Material supplied ▸
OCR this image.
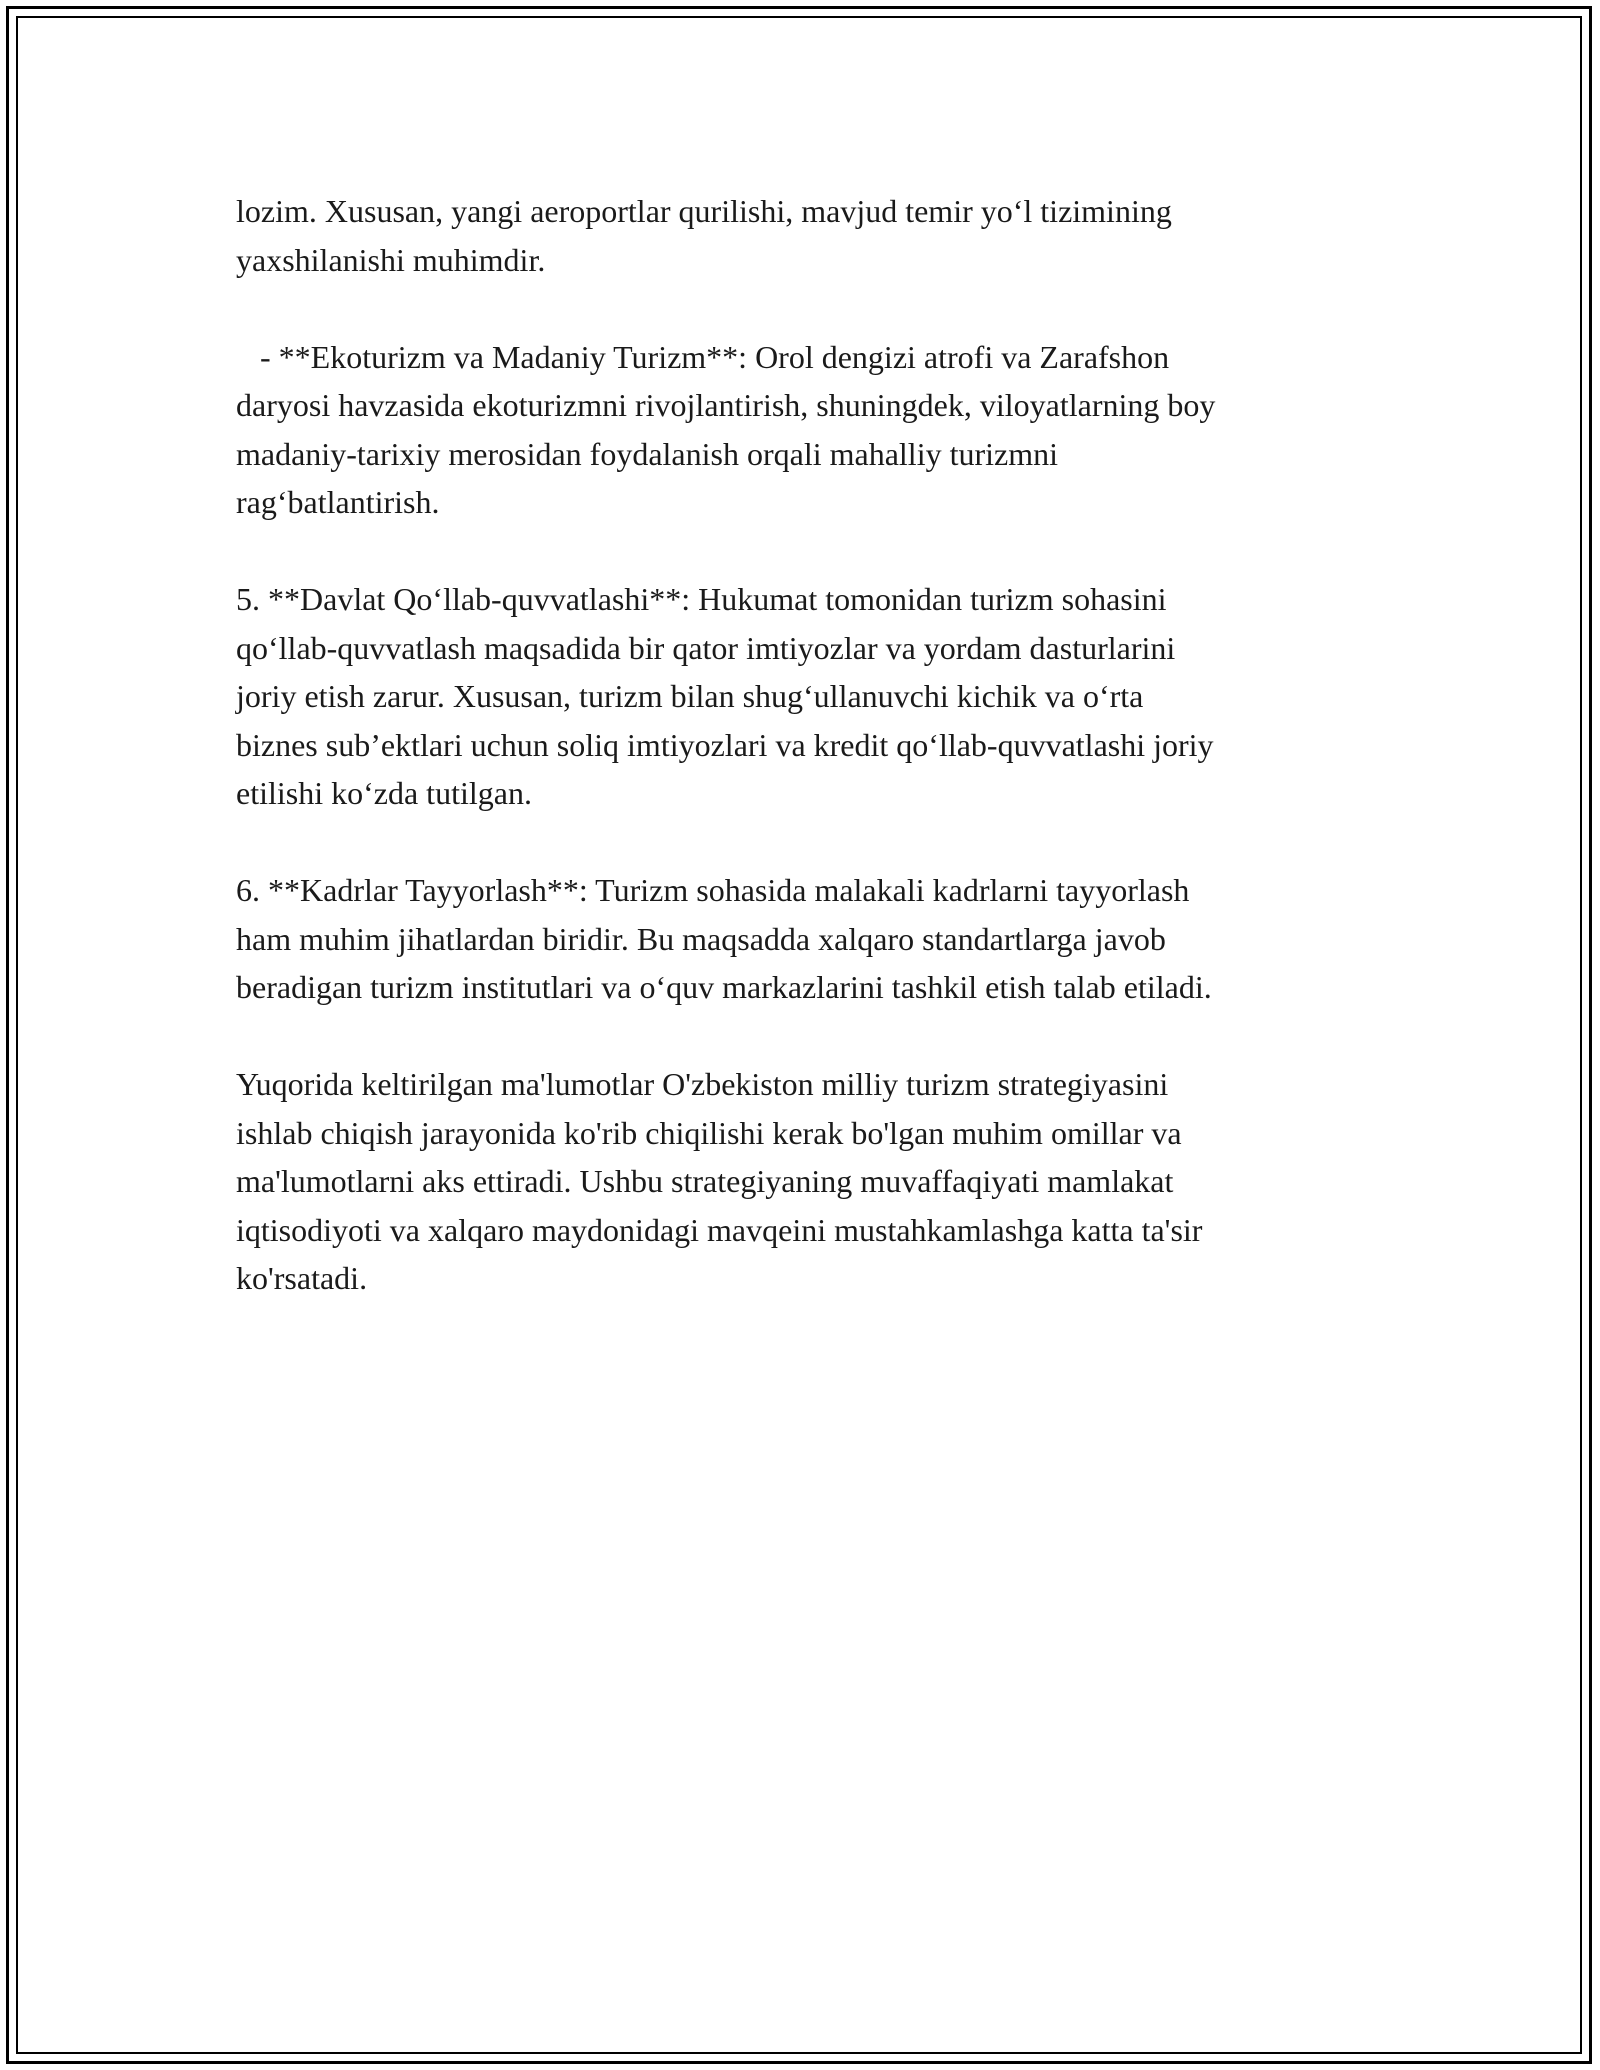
lozim. Xususan, yangi aeroportlar qurilishi, mavjud temir yo‘l tizimining
yaxshilanishi muhimdir.

- **Ekoturizm va Madaniy Turizm**: Orol dengizi atrofi va Zarafshon
daryosi havzasida ekoturizmni rivojlantirish, shuningdek, viloyatlarning boy
madaniy-tarixiy merosidan foydalanish orqali mahalliy turizmni
rag‘batlantirish.

5. **Davlat Qo‘llab-quvvatlashi**: Hukumat tomonidan turizm sohasini
qo‘llab-quvvatlash maqsadida bir qator imtiyozlar va yordam dasturlarini
joriy etish zarur. Xususan, turizm bilan shug‘ullanuvchi kichik va o‘rta
biznes sub’ektlari uchun soliq imtiyozlari va kredit qo‘llab-quvvatlashi joriy
etilishi ko‘zda tutilgan.

6. **Kadrlar Tayyorlash**: Turizm sohasida malakali kadrlarni tayyorlash
ham muhim jihatlardan biridir. Bu maqsadda xalqaro standartlarga javob
beradigan turizm institutlari va o‘quv markazlarini tashkil etish talab etiladi.

Yuqorida keltirilgan ma'lumotlar O'zbekiston milliy turizm strategiyasini
ishlab chiqish jarayonida ko'rib chiqilishi kerak bo'lgan muhim omillar va
ma'lumotlarni aks ettiradi. Ushbu strategiyaning muvaffaqiyati mamlakat
iqtisodiyoti va xalqaro maydonidagi mavqeini mustahkamlashga katta ta'sir
ko'rsatadi.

The exercise ▸ Output an exact copy of the material, with the pictures removed.

Expected output ▸
OCR this image.
lozim. Xususan, yangi aeroportlar qurilishi, mavjud temir yo‘l tizimining
yaxshilanishi muhimdir.

- **Ekoturizm va Madaniy Turizm**: Orol dengizi atrofi va Zarafshon
daryosi havzasida ekoturizmni rivojlantirish, shuningdek, viloyatlarning boy
madaniy-tarixiy merosidan foydalanish orqali mahalliy turizmni
rag‘batlantirish.

5. **Davlat Qo‘llab-quvvatlashi**: Hukumat tomonidan turizm sohasini
qo‘llab-quvvatlash maqsadida bir qator imtiyozlar va yordam dasturlarini
joriy etish zarur. Xususan, turizm bilan shug‘ullanuvchi kichik va o‘rta
biznes sub’ektlari uchun soliq imtiyozlari va kredit qo‘llab-quvvatlashi joriy
etilishi ko‘zda tutilgan.

6. **Kadrlar Tayyorlash**: Turizm sohasida malakali kadrlarni tayyorlash
ham muhim jihatlardan biridir. Bu maqsadda xalqaro standartlarga javob
beradigan turizm institutlari va o‘quv markazlarini tashkil etish talab etiladi.

Yuqorida keltirilgan ma'lumotlar O'zbekiston milliy turizm strategiyasini
ishlab chiqish jarayonida ko'rib chiqilishi kerak bo'lgan muhim omillar va
ma'lumotlarni aks ettiradi. Ushbu strategiyaning muvaffaqiyati mamlakat
iqtisodiyoti va xalqaro maydonidagi mavqeini mustahkamlashga katta ta'sir
ko'rsatadi.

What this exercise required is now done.